[Stored data]

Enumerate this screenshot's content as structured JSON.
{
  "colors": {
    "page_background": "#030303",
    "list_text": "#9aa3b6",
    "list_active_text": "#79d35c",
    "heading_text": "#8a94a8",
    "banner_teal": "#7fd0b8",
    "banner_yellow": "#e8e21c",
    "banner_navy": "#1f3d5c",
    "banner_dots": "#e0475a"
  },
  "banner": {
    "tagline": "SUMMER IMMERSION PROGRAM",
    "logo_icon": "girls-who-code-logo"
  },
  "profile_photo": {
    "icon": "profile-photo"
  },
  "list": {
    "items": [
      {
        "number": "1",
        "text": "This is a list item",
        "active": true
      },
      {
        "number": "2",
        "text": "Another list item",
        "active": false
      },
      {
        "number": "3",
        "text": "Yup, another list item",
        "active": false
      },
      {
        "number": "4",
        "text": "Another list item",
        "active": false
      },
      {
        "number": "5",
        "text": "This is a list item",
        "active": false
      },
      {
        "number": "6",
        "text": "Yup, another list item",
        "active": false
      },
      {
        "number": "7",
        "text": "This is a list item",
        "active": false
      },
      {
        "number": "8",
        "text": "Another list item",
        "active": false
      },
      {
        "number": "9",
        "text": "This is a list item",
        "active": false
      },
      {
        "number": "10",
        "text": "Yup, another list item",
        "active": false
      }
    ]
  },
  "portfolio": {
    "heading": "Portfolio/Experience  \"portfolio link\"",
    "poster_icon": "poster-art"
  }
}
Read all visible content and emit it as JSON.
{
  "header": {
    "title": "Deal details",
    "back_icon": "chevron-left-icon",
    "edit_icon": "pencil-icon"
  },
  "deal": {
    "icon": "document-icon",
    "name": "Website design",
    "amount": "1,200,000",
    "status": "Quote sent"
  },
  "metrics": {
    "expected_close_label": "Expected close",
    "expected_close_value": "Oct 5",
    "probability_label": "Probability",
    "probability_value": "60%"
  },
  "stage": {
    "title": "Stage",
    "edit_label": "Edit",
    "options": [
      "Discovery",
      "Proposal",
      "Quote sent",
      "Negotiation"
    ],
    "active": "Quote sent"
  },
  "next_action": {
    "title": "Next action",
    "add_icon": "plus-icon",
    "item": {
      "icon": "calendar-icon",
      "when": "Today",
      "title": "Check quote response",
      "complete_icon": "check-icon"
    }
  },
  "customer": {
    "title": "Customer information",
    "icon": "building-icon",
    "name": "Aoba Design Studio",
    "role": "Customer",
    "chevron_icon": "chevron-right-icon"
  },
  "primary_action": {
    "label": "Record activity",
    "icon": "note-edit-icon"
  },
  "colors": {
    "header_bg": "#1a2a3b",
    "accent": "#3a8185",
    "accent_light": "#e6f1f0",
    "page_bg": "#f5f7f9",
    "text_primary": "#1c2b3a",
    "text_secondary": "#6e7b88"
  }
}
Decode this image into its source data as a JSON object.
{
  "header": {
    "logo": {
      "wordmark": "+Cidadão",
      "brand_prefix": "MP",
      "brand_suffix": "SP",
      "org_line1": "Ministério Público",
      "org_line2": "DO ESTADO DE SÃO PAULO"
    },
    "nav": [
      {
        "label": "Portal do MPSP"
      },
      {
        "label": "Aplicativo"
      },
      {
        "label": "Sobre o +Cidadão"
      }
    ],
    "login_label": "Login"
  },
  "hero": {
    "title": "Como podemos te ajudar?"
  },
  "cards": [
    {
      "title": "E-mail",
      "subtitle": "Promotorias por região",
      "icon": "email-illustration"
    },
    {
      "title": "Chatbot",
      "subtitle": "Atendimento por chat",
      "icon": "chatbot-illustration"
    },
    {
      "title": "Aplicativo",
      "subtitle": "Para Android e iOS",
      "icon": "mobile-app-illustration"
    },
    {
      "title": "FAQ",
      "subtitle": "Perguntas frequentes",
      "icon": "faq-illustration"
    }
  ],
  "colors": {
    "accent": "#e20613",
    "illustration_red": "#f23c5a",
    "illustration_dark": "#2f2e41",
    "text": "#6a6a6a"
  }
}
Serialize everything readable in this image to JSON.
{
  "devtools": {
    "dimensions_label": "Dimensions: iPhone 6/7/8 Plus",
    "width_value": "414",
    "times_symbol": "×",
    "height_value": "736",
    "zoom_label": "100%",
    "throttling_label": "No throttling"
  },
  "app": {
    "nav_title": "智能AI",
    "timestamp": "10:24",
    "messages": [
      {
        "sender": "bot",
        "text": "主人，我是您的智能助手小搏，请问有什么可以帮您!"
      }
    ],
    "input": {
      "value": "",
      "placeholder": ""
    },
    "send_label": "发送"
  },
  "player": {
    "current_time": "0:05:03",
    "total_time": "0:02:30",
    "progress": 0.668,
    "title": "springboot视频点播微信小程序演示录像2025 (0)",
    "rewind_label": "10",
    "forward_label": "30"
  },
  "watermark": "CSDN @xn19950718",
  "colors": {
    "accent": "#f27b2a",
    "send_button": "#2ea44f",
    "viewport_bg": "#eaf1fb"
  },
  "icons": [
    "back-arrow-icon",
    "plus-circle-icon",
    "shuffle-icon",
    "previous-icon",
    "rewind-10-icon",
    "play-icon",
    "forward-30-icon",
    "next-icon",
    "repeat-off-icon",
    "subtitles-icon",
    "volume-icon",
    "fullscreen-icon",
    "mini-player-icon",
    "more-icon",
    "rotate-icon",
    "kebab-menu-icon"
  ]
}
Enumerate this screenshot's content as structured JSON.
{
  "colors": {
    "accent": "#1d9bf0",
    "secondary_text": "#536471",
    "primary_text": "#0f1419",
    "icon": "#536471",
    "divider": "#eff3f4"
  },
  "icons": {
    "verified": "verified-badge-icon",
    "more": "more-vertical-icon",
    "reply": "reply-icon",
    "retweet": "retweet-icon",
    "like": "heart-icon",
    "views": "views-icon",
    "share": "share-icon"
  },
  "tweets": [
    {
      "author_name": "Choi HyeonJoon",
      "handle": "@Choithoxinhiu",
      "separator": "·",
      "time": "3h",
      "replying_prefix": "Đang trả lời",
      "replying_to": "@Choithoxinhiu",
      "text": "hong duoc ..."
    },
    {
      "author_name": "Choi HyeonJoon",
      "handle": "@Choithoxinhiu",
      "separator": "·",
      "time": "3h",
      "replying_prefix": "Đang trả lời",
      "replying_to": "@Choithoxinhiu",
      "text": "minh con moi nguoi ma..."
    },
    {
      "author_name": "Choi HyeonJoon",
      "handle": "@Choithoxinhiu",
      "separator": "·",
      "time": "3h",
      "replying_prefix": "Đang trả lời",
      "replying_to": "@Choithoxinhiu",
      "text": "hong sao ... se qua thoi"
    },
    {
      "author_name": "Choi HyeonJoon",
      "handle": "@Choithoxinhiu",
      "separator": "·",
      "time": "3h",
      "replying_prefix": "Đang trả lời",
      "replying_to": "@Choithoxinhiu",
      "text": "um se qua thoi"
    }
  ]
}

Instructions to follow>
The answer is a single number: how many lines include the word "sent"?

The reply>
3